== Goal ==
Your task is to repeat all of the data exactly while excluding the pictures.

◆ ◆ ◆

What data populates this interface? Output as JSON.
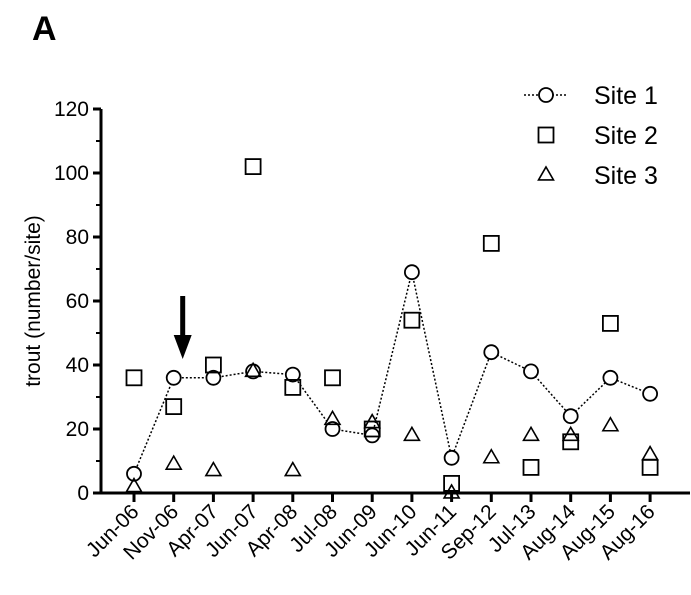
{
  "panel_label": "A",
  "chart_data": {
    "type": "scatter",
    "title": "",
    "xlabel": "",
    "ylabel": "trout (number/site)",
    "ylim": [
      0,
      120
    ],
    "yticks": [
      0,
      20,
      40,
      60,
      80,
      100,
      120
    ],
    "categories": [
      "Jun-06",
      "Nov-06",
      "Apr-07",
      "Jun-07",
      "Apr-08",
      "Jul-08",
      "Jun-09",
      "Jun-10",
      "Jun-11",
      "Sep-12",
      "Jul-13",
      "Aug-14",
      "Aug-15",
      "Aug-16"
    ],
    "series": [
      {
        "name": "Site 1",
        "marker": "circle",
        "line": "dotted",
        "values": [
          6,
          36,
          36,
          38,
          37,
          20,
          18,
          69,
          11,
          44,
          38,
          24,
          36,
          31
        ]
      },
      {
        "name": "Site 2",
        "marker": "square",
        "line": "none",
        "values": [
          36,
          27,
          40,
          102,
          33,
          36,
          20,
          54,
          3,
          78,
          8,
          16,
          53,
          8
        ]
      },
      {
        "name": "Site 3",
        "marker": "triangle",
        "line": "none",
        "values": [
          2,
          9,
          7,
          38,
          7,
          23,
          22,
          18,
          0,
          11,
          18,
          18,
          21,
          12
        ]
      }
    ],
    "annotations": [
      {
        "type": "arrow",
        "category": "Nov-06",
        "direction": "down"
      }
    ],
    "legend": "top-right",
    "grid": false
  }
}
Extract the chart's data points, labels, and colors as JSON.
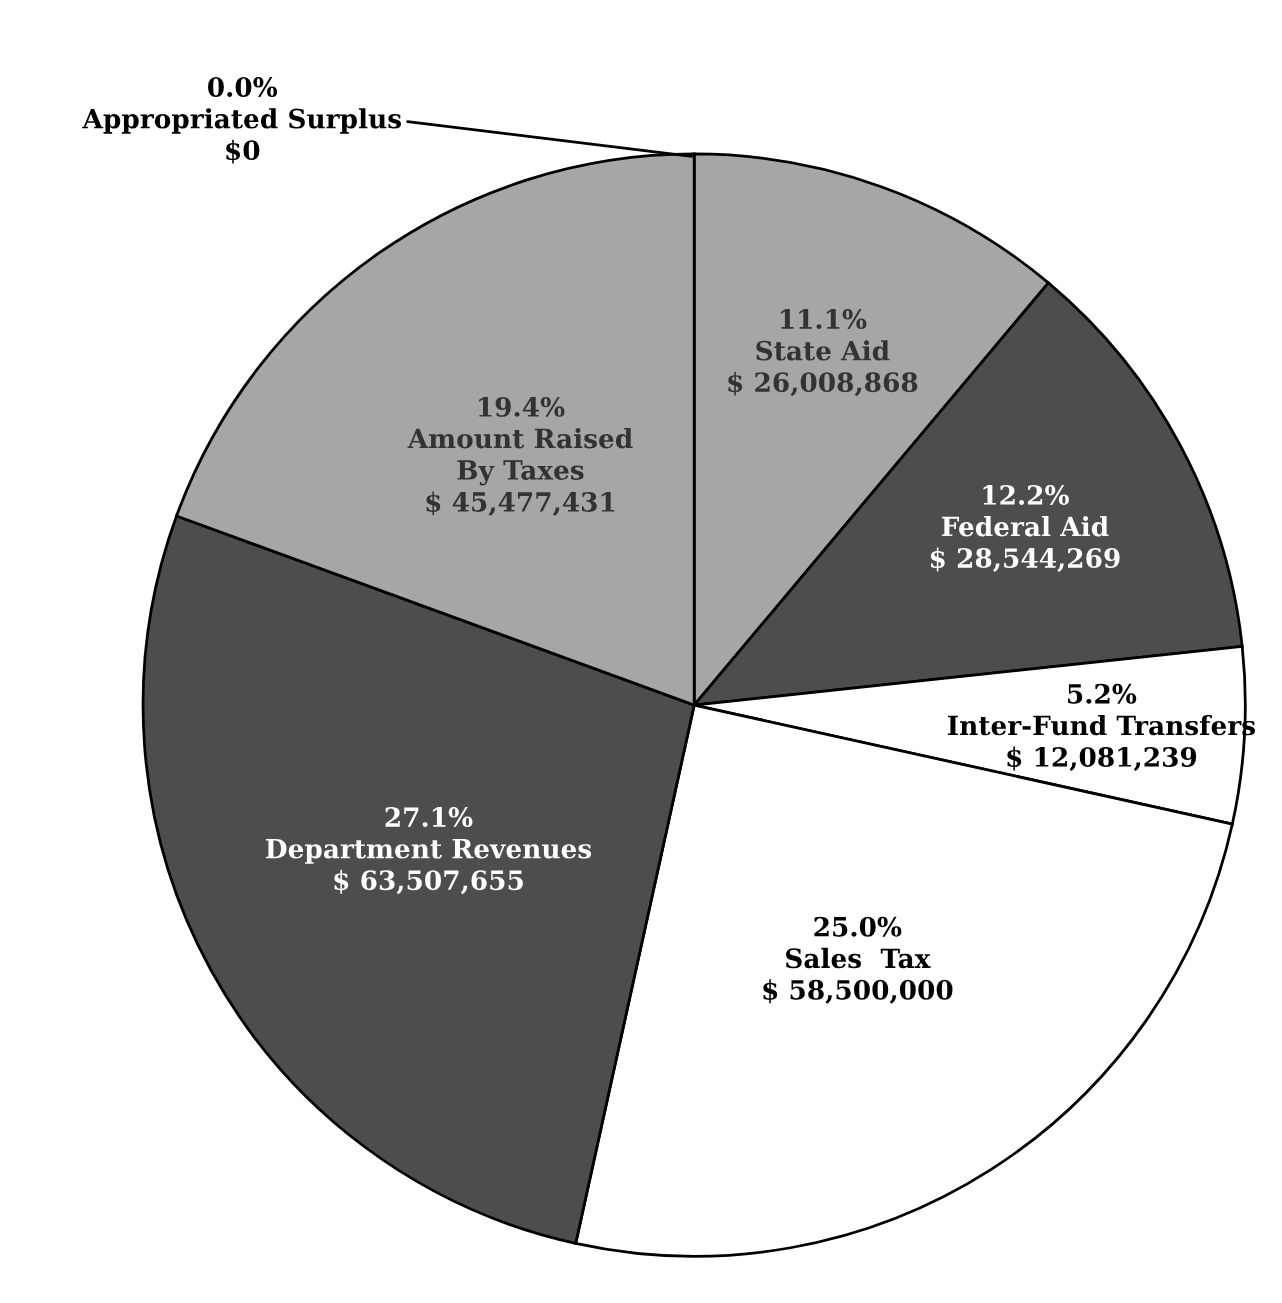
{
  "chart_data": {
    "type": "pie",
    "categories": [
      "Appropriated Surplus",
      "State Aid",
      "Federal Aid",
      "Inter-Fund Transfers",
      "Sales  Tax",
      "Department Revenues",
      "Amount Raised\nBy Taxes"
    ],
    "values": [
      0,
      26008868,
      28544269,
      12081239,
      58500000,
      63507655,
      45477431
    ],
    "colors": [
      "#a6a6a6",
      "#a6a6a6",
      "#4d4d4d",
      "#ffffff",
      "#ffffff",
      "#4d4d4d",
      "#a6a6a6"
    ],
    "value_labels": [
      "$0",
      "$ 26,008,868",
      "$ 28,544,269",
      "$ 12,081,239",
      "$ 58,500,000",
      "$ 63,507,655",
      "$ 45,477,431"
    ],
    "annotations": [
      "0.0%",
      "11.1%",
      "12.2%",
      "5.2%",
      "25.0%",
      "27.1%",
      "19.4%"
    ]
  }
}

◆ ◆ ◆

== Result for this task ==
What data populates this interface? Output as JSON.
{
  "panel_label": "A",
  "chart_data": {
    "type": "scatter",
    "title": "",
    "xlabel": "",
    "ylabel": "trout (number/site)",
    "ylim": [
      0,
      120
    ],
    "yticks": [
      0,
      20,
      40,
      60,
      80,
      100,
      120
    ],
    "categories": [
      "Jun-06",
      "Nov-06",
      "Apr-07",
      "Jun-07",
      "Apr-08",
      "Jul-08",
      "Jun-09",
      "Jun-10",
      "Jun-11",
      "Sep-12",
      "Jul-13",
      "Aug-14",
      "Aug-15",
      "Aug-16"
    ],
    "series": [
      {
        "name": "Site 1",
        "marker": "circle",
        "line": "dotted",
        "values": [
          6,
          36,
          36,
          38,
          37,
          20,
          18,
          69,
          11,
          44,
          38,
          24,
          36,
          31
        ]
      },
      {
        "name": "Site 2",
        "marker": "square",
        "line": "none",
        "values": [
          36,
          27,
          40,
          102,
          33,
          36,
          20,
          54,
          3,
          78,
          8,
          16,
          53,
          8
        ]
      },
      {
        "name": "Site 3",
        "marker": "triangle",
        "line": "none",
        "values": [
          2,
          9,
          7,
          38,
          7,
          23,
          22,
          18,
          0,
          11,
          18,
          18,
          21,
          12
        ]
      }
    ],
    "annotations": [
      {
        "type": "arrow",
        "category": "Nov-06",
        "direction": "down"
      }
    ],
    "legend": "top-right",
    "grid": false
  }
}
Extract the chart's data points, labels, and colors as JSON.
{
  "chart_data": {
    "type": "pie",
    "categories": [
      "Appropriated Surplus",
      "State Aid",
      "Federal Aid",
      "Inter-Fund Transfers",
      "Sales  Tax",
      "Department Revenues",
      "Amount Raised\nBy Taxes"
    ],
    "values": [
      0,
      26008868,
      28544269,
      12081239,
      58500000,
      63507655,
      45477431
    ],
    "colors": [
      "#a6a6a6",
      "#a6a6a6",
      "#4d4d4d",
      "#ffffff",
      "#ffffff",
      "#4d4d4d",
      "#a6a6a6"
    ],
    "value_labels": [
      "$0",
      "$ 26,008,868",
      "$ 28,544,269",
      "$ 12,081,239",
      "$ 58,500,000",
      "$ 63,507,655",
      "$ 45,477,431"
    ],
    "annotations": [
      "0.0%",
      "11.1%",
      "12.2%",
      "5.2%",
      "25.0%",
      "27.1%",
      "19.4%"
    ]
  }
}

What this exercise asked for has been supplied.